**Goal of the exercise:**
Gather each line of the records where "value" appears.

- - -

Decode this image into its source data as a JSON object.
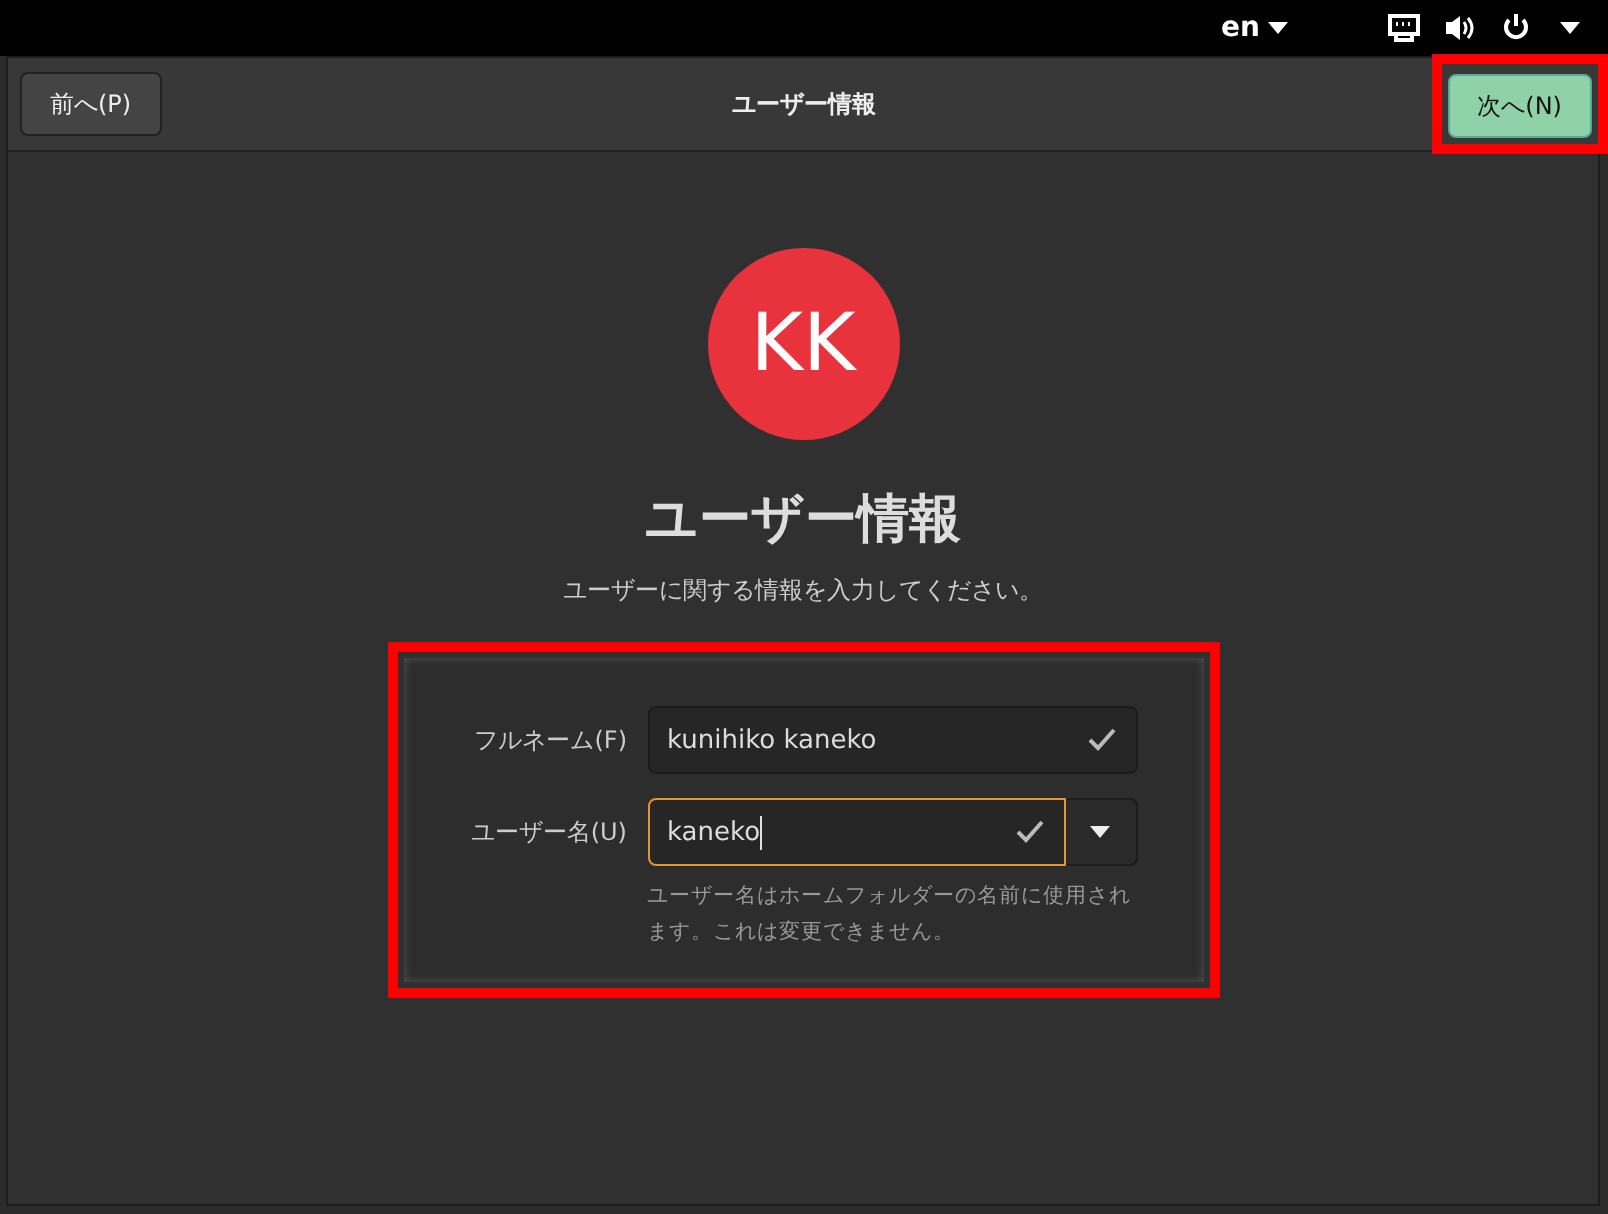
{
  "top_bar": {
    "language": "en"
  },
  "header": {
    "title": "ユーザー情報",
    "back_button": {
      "label": "前へ(P)",
      "highlighted": false
    },
    "next_button": {
      "label": "次へ(N)",
      "highlighted": true
    }
  },
  "avatar": {
    "initials": "KK",
    "color": "#e8323c"
  },
  "heading": "ユーザー情報",
  "subtitle": "ユーザーに関する情報を入力してください。",
  "form": {
    "highlighted": true,
    "fields": [
      {
        "label": "フルネーム(F)",
        "value": "kunihiko kaneko",
        "valid": true,
        "focused": false,
        "dropdown": false
      },
      {
        "label": "ユーザー名(U)",
        "value": "kaneko",
        "valid": true,
        "focused": true,
        "dropdown": true
      }
    ],
    "hint": "ユーザー名はホームフォルダーの名前に使用されます。これは変更できません。"
  }
}
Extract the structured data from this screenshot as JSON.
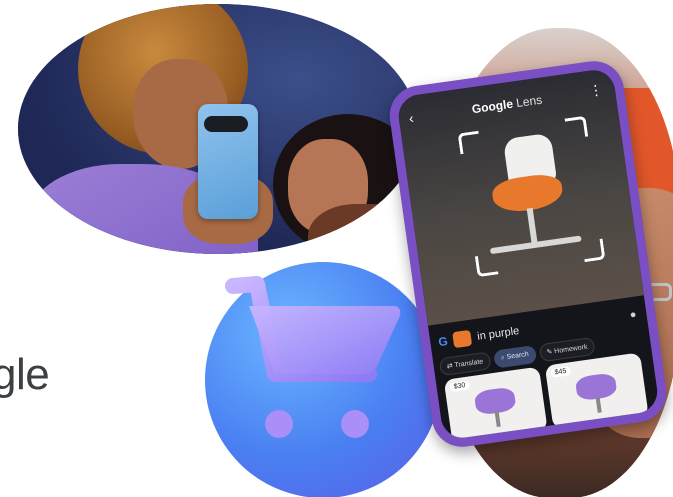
{
  "side_text": "gle",
  "phone": {
    "app_title_main": "Google",
    "app_title_rest": " Lens",
    "back_glyph": "‹",
    "more_glyph": "⋮",
    "search_query": "in purple",
    "chips": [
      {
        "label": "Translate",
        "icon": "translate-icon"
      },
      {
        "label": "Search",
        "icon": "search-icon"
      },
      {
        "label": "Homework",
        "icon": "homework-icon"
      }
    ],
    "results": [
      {
        "price": "$30"
      },
      {
        "price": "$45"
      }
    ]
  },
  "colors": {
    "phone_case": "#7a4fc3",
    "cart_circle": "#4a7ff2",
    "chair_orange": "#e8782c",
    "chair_purple": "#9b74d8"
  }
}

- - -

**Exercise solution:**
        "value": "kunihiko kaneko",
        "value": "kaneko",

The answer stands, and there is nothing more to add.